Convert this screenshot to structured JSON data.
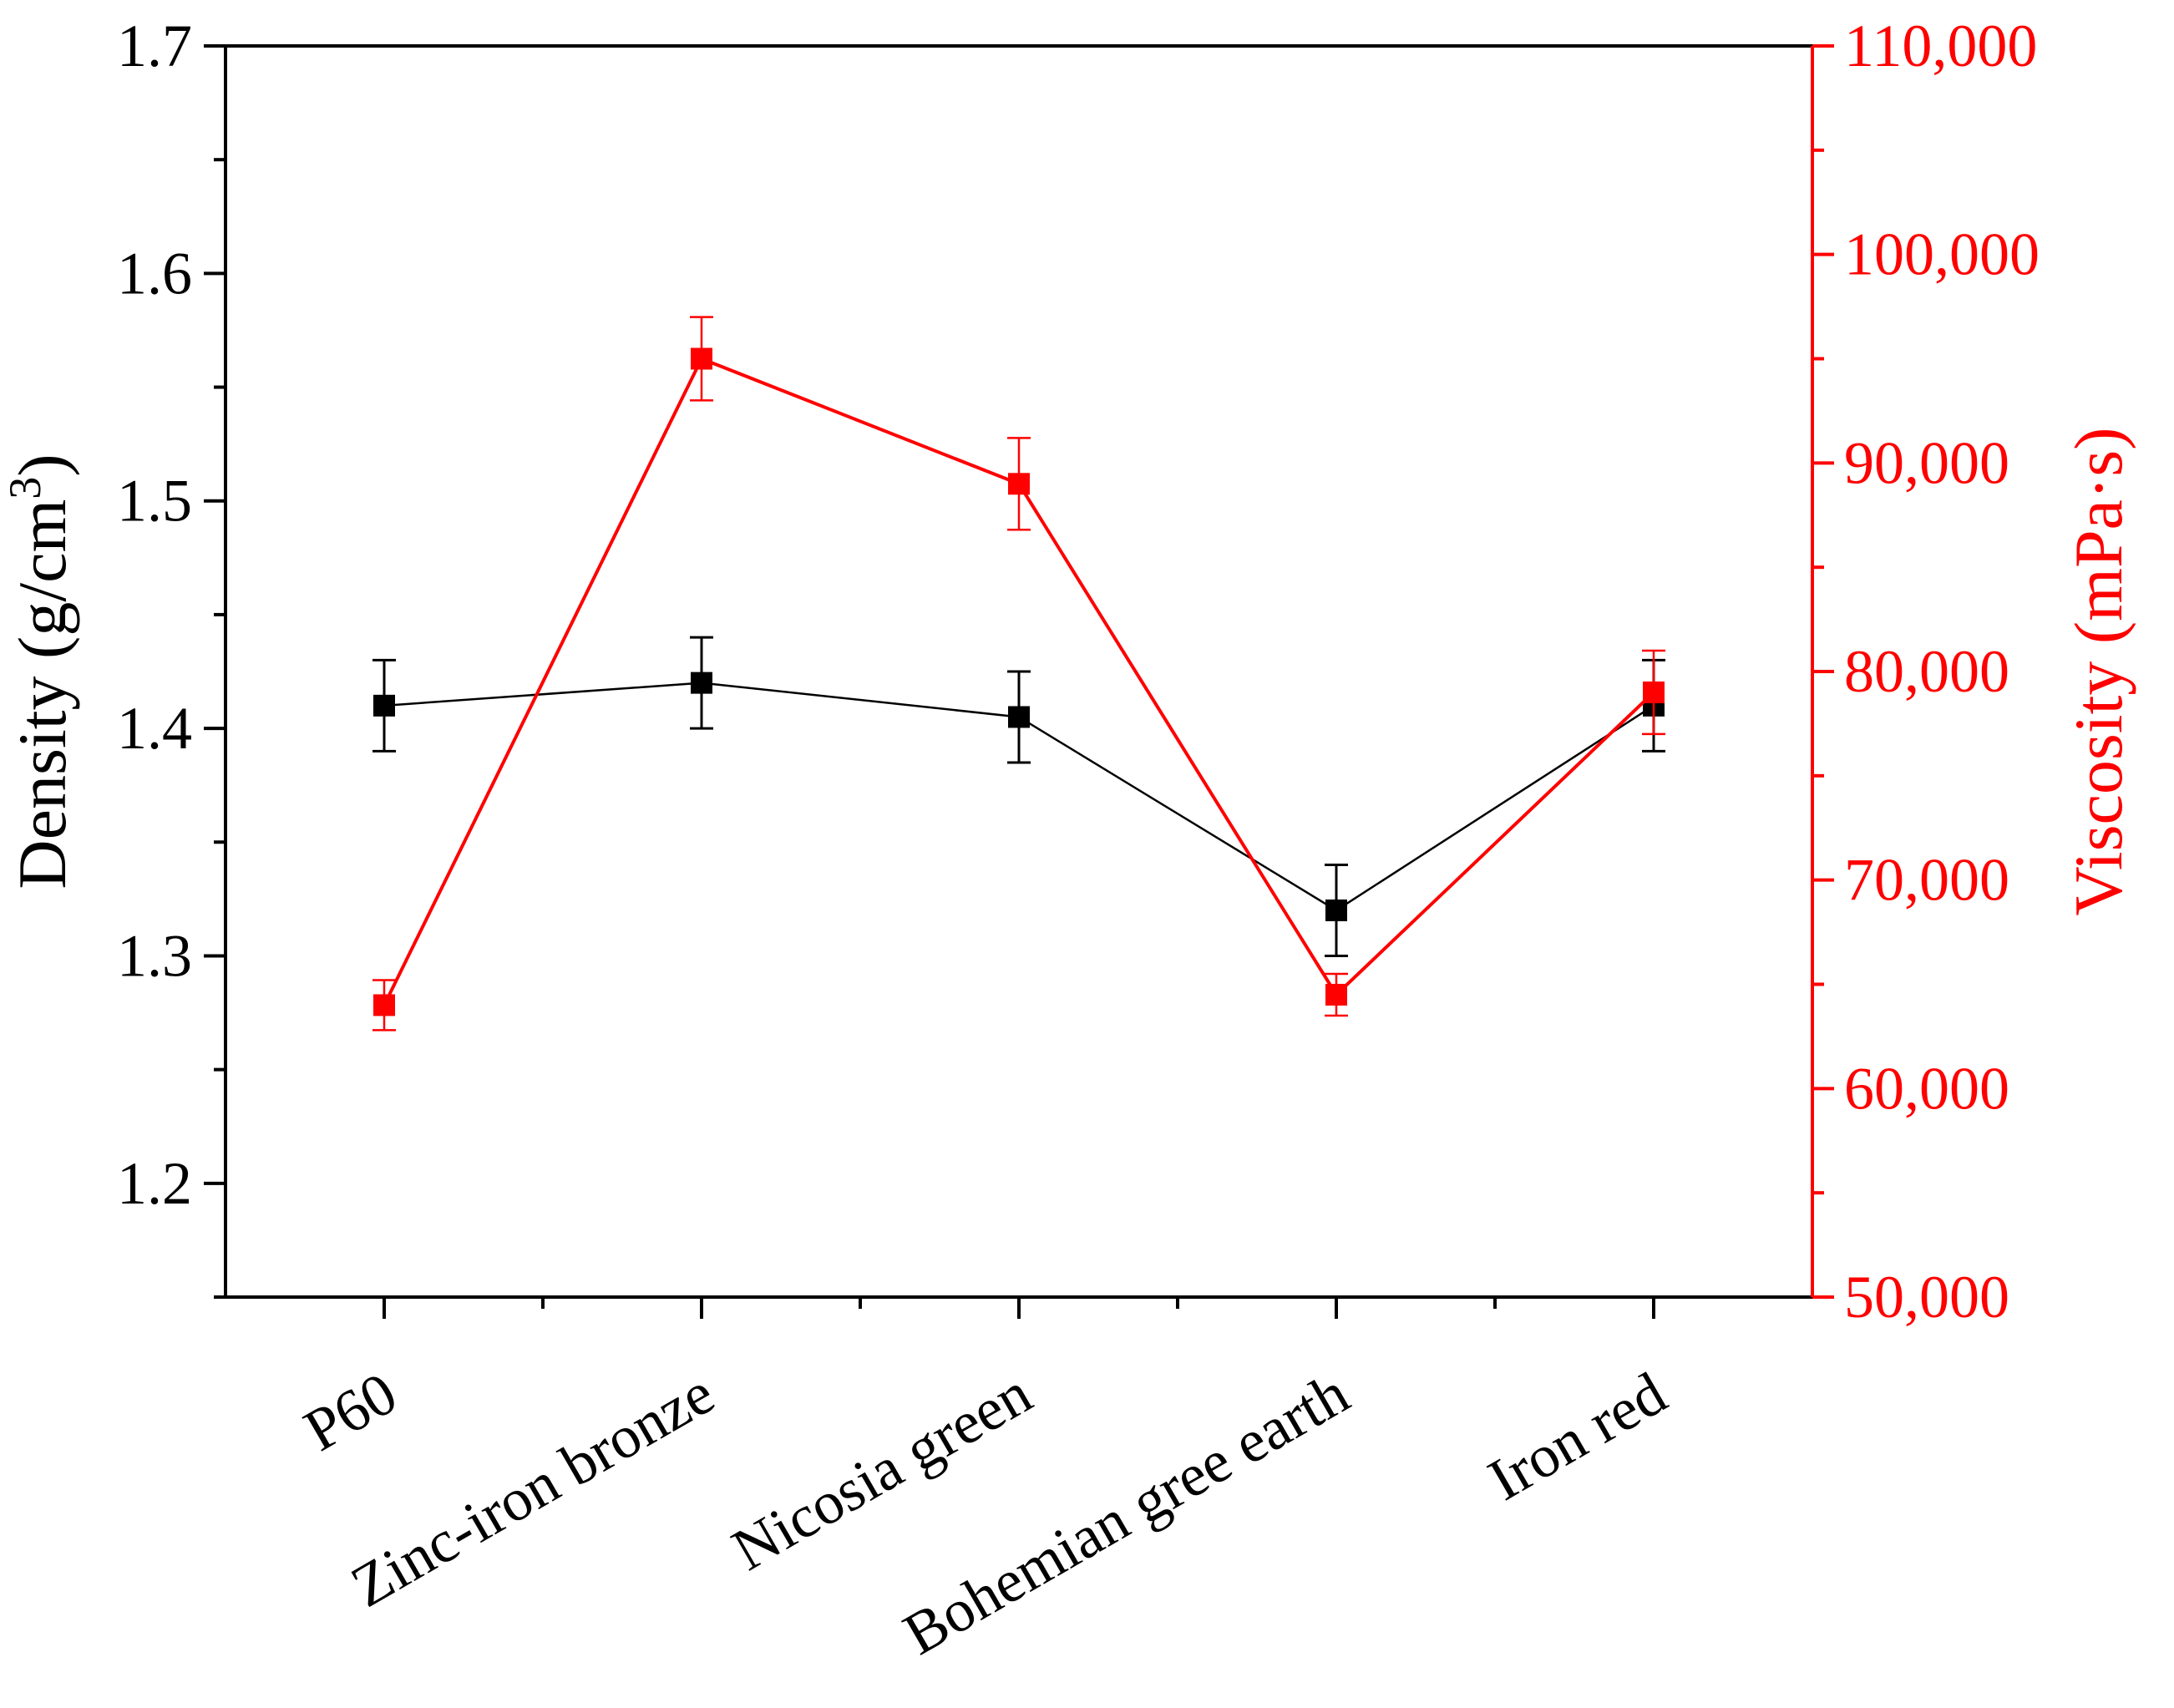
{
  "chart_data": {
    "type": "line",
    "categories": [
      "P60",
      "Zinc-iron bronze",
      "Nicosia green",
      "Bohemian gree earth",
      "Iron red"
    ],
    "left_axis": {
      "title_main": "Density (g/cm",
      "title_sup": "3",
      "title_close": ")",
      "range": [
        1.15,
        1.7
      ],
      "ticks": [
        1.2,
        1.3,
        1.4,
        1.5,
        1.6,
        1.7
      ],
      "tick_labels": [
        "1.2",
        "1.3",
        "1.4",
        "1.5",
        "1.6",
        "1.7"
      ],
      "color": "#000000"
    },
    "right_axis": {
      "title": "Viscosity (mPa·s)",
      "range": [
        50000,
        110000
      ],
      "ticks": [
        50000,
        60000,
        70000,
        80000,
        90000,
        100000,
        110000
      ],
      "tick_labels": [
        "50,000",
        "60,000",
        "70,000",
        "80,000",
        "90,000",
        "100,000",
        "110,000"
      ],
      "color": "#ff0000"
    },
    "series": [
      {
        "axis": "left",
        "color": "#000000",
        "values": [
          1.41,
          1.42,
          1.405,
          1.32,
          1.41
        ],
        "errors": [
          0.02,
          0.02,
          0.02,
          0.02,
          0.02
        ]
      },
      {
        "axis": "right",
        "color": "#ff0000",
        "values": [
          64000,
          95000,
          89000,
          64500,
          79000
        ],
        "errors": [
          1200,
          2000,
          2200,
          1000,
          2000
        ]
      }
    ],
    "grid": false,
    "legend": "none"
  }
}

> **What you need to do**: Write out the material above again, word for word, minus its pictures.

> **Result of the task**:
Convert this screenshot to structured JSON data.
{
  "chart_data": {
    "type": "line",
    "categories": [
      "P60",
      "Zinc-iron bronze",
      "Nicosia green",
      "Bohemian gree earth",
      "Iron red"
    ],
    "left_axis": {
      "title_main": "Density (g/cm",
      "title_sup": "3",
      "title_close": ")",
      "range": [
        1.15,
        1.7
      ],
      "ticks": [
        1.2,
        1.3,
        1.4,
        1.5,
        1.6,
        1.7
      ],
      "tick_labels": [
        "1.2",
        "1.3",
        "1.4",
        "1.5",
        "1.6",
        "1.7"
      ],
      "color": "#000000"
    },
    "right_axis": {
      "title": "Viscosity (mPa·s)",
      "range": [
        50000,
        110000
      ],
      "ticks": [
        50000,
        60000,
        70000,
        80000,
        90000,
        100000,
        110000
      ],
      "tick_labels": [
        "50,000",
        "60,000",
        "70,000",
        "80,000",
        "90,000",
        "100,000",
        "110,000"
      ],
      "color": "#ff0000"
    },
    "series": [
      {
        "axis": "left",
        "color": "#000000",
        "values": [
          1.41,
          1.42,
          1.405,
          1.32,
          1.41
        ],
        "errors": [
          0.02,
          0.02,
          0.02,
          0.02,
          0.02
        ]
      },
      {
        "axis": "right",
        "color": "#ff0000",
        "values": [
          64000,
          95000,
          89000,
          64500,
          79000
        ],
        "errors": [
          1200,
          2000,
          2200,
          1000,
          2000
        ]
      }
    ],
    "grid": false,
    "legend": "none"
  }
}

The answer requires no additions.